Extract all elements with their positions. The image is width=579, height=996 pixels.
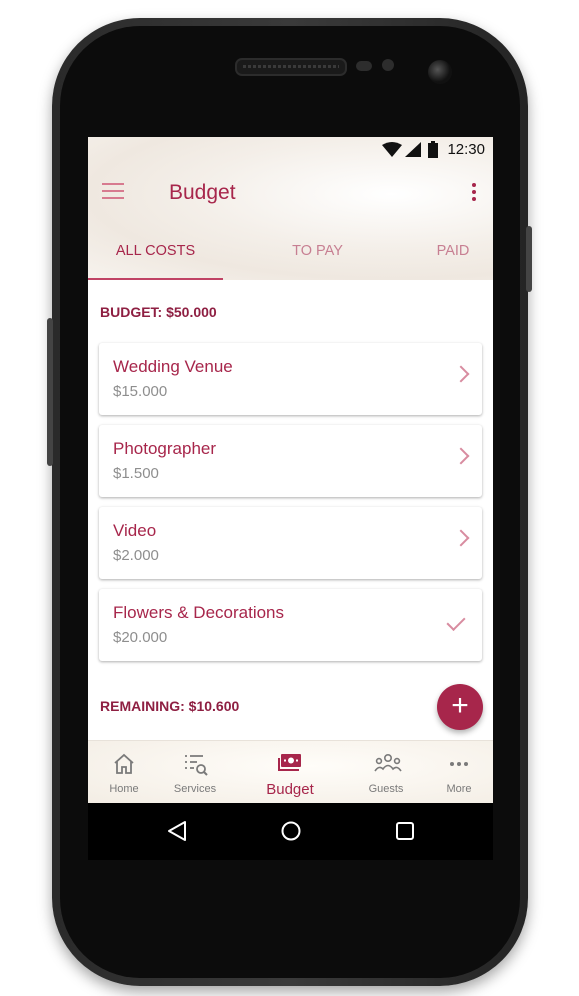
more-horiz-icon (450, 762, 468, 766)
chevron-right-icon (452, 447, 470, 465)
home-circle-icon[interactable] (280, 820, 302, 842)
power-button (526, 226, 532, 292)
volume-button (47, 318, 53, 466)
proximity-sensor (356, 61, 372, 71)
add-cost-button[interactable]: + (437, 684, 483, 730)
nav-guests[interactable]: Guests (350, 741, 422, 804)
item-name: Photographer (113, 439, 217, 458)
light-sensor (382, 59, 394, 71)
nav-services[interactable]: Services (159, 741, 231, 804)
tab-to-pay[interactable]: TO PAY (250, 227, 385, 280)
earpiece-speaker (235, 58, 347, 76)
budget-money-icon (278, 754, 301, 771)
nav-budget-label: Budget (266, 781, 314, 798)
nav-more[interactable]: More (423, 741, 493, 804)
recents-square-icon[interactable] (394, 820, 416, 842)
list-item[interactable]: Video $2.000 (99, 507, 482, 579)
check-icon (446, 611, 466, 632)
list-item[interactable]: Flowers & Decorations $20.000 (99, 589, 482, 661)
nav-services-label: Services (173, 783, 217, 795)
budget-list: BUDGET: $50.000 Wedding Venue $15.000 Ph… (88, 280, 493, 740)
item-name: Video (113, 521, 157, 540)
item-amount: $20.000 (113, 629, 168, 646)
nav-guests-label: Guests (368, 783, 404, 795)
screen: 12:30 Budget ALL COSTS TO PAY PAID BUDGE… (88, 137, 493, 860)
chevron-right-icon (452, 529, 470, 547)
list-item[interactable]: Photographer $1.500 (99, 425, 482, 497)
front-camera (428, 60, 452, 84)
more-vert-icon[interactable] (471, 183, 477, 205)
tab-bar: ALL COSTS TO PAY PAID (88, 227, 493, 280)
app-bar: Budget (88, 161, 493, 227)
item-name: Wedding Venue (113, 357, 233, 376)
signal-icon (405, 141, 422, 157)
item-amount: $2.000 (113, 547, 159, 564)
nav-budget[interactable]: Budget (254, 741, 326, 804)
services-search-icon (185, 755, 208, 776)
guests-group-icon (374, 753, 402, 772)
remaining-total: REMAINING: $10.600 (100, 698, 240, 714)
list-item[interactable]: Wedding Venue $15.000 (99, 343, 482, 415)
chevron-right-icon (452, 365, 470, 383)
home-icon (114, 753, 134, 774)
nav-more-label: More (446, 783, 472, 795)
tab-paid[interactable]: PAID (388, 227, 493, 280)
wifi-icon (382, 141, 403, 157)
item-amount: $1.500 (113, 465, 159, 482)
back-icon[interactable] (166, 820, 188, 842)
nav-home-label: Home (109, 783, 139, 795)
item-name: Flowers & Decorations (113, 603, 285, 622)
status-time: 12:30 (447, 140, 485, 158)
system-navigation-bar (88, 803, 493, 860)
status-bar: 12:30 (88, 137, 493, 161)
battery-icon (428, 140, 439, 158)
tab-all-costs[interactable]: ALL COSTS (88, 227, 223, 280)
page-title: Budget (169, 181, 236, 204)
hamburger-menu-icon[interactable] (102, 183, 124, 201)
item-amount: $15.000 (113, 383, 168, 400)
bottom-navigation: Home Services Budget Guests More (88, 740, 493, 804)
budget-total: BUDGET: $50.000 (100, 304, 217, 320)
nav-home[interactable]: Home (88, 741, 160, 804)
□ □ □ □ □
What is required: Turn all the lines above into a numbered list. Skip any blank lines and leave the picture out.

Expected answer:
1. Extract all elements with their positions. The image is width=579, height=996 pixels.
2. more-horiz-icon (450, 762, 468, 766)
3. chevron-right-icon (452, 447, 470, 465)
4. home-circle-icon[interactable] (280, 820, 302, 842)
5. power-button (526, 226, 532, 292)
6. volume-button (47, 318, 53, 466)
7. proximity-sensor (356, 61, 372, 71)
8. add-cost-button[interactable]: + (437, 684, 483, 730)
9. nav-guests[interactable]: Guests (350, 741, 422, 804)
10. item-name: Photographer (113, 439, 217, 458)
11. light-sensor (382, 59, 394, 71)
12. nav-services[interactable]: Services (159, 741, 231, 804)
13. tab-to-pay[interactable]: TO PAY (250, 227, 385, 280)
14. earpiece-speaker (235, 58, 347, 76)
15. budget-money-icon (278, 754, 301, 771)
16. nav-budget-label: Budget (266, 781, 314, 798)
17. nav-more[interactable]: More (423, 741, 493, 804)
18. recents-square-icon[interactable] (394, 820, 416, 842)
19. list-item[interactable]: Video $2.000 (99, 507, 482, 579)
20. check-icon (446, 611, 466, 632)
21. list-item[interactable]: Flowers & Decorations $20.000 (99, 589, 482, 661)
22. nav-services-label: Services (173, 783, 217, 795)
23. budget-list: BUDGET: $50.000 Wedding Venue $15.000 Ph… (88, 280, 493, 740)
24. item-name: Video (113, 521, 157, 540)
25. item-amount: $20.000 (113, 629, 168, 646)
26. nav-guests-label: Guests (368, 783, 404, 795)
27. screen: 12:30 Budget ALL COSTS TO PAY PAID BUDGE… (88, 137, 493, 860)
28. chevron-right-icon (452, 529, 470, 547)
29. list-item[interactable]: Photographer $1.500 (99, 425, 482, 497)
30. front-camera (428, 60, 452, 84)
31. more-vert-icon[interactable] (471, 183, 477, 205)
32. tab-bar: ALL COSTS TO PAY PAID (88, 227, 493, 280)
33. app-bar: Budget (88, 161, 493, 227)
34. item-name: Wedding Venue (113, 357, 233, 376)
35. signal-icon (405, 141, 422, 157)
36. item-amount: $2.000 (113, 547, 159, 564)
37. nav-budget[interactable]: Budget (254, 741, 326, 804)
38. services-search-icon (185, 755, 208, 776)
39. guests-group-icon (374, 753, 402, 772)
40. remaining-total: REMAINING: $10.600 (100, 698, 240, 714)
41. list-item[interactable]: Wedding Venue $15.000 (99, 343, 482, 415)
42. chevron-right-icon (452, 365, 470, 383)
43. home-icon (114, 753, 134, 774)
44. nav-more-label: More (446, 783, 472, 795)
45. tab-paid[interactable]: PAID (388, 227, 493, 280)
46. wifi-icon (382, 141, 403, 157)
47. item-amount: $1.500 (113, 465, 159, 482)
48. back-icon[interactable] (166, 820, 188, 842)
49. nav-home-label: Home (109, 783, 139, 795)
50. item-name: Flowers & Decorations (113, 603, 285, 622)
51. status-time: 12:30 (447, 140, 485, 158)
52. system-navigation-bar (88, 803, 493, 860)
53. status-bar: 12:30 (88, 137, 493, 161)
54. battery-icon (428, 140, 439, 158)
55. tab-all-costs[interactable]: ALL COSTS (88, 227, 223, 280)
56. page-title: Budget (169, 181, 236, 204)
57. hamburger-menu-icon[interactable] (102, 183, 124, 201)
58. item-amount: $15.000 (113, 383, 168, 400)
59. bottom-navigation: Home Services Budget Guests More (88, 740, 493, 804)
60. budget-total: BUDGET: $50.000 (100, 304, 217, 320)
61. nav-home[interactable]: Home (88, 741, 160, 804)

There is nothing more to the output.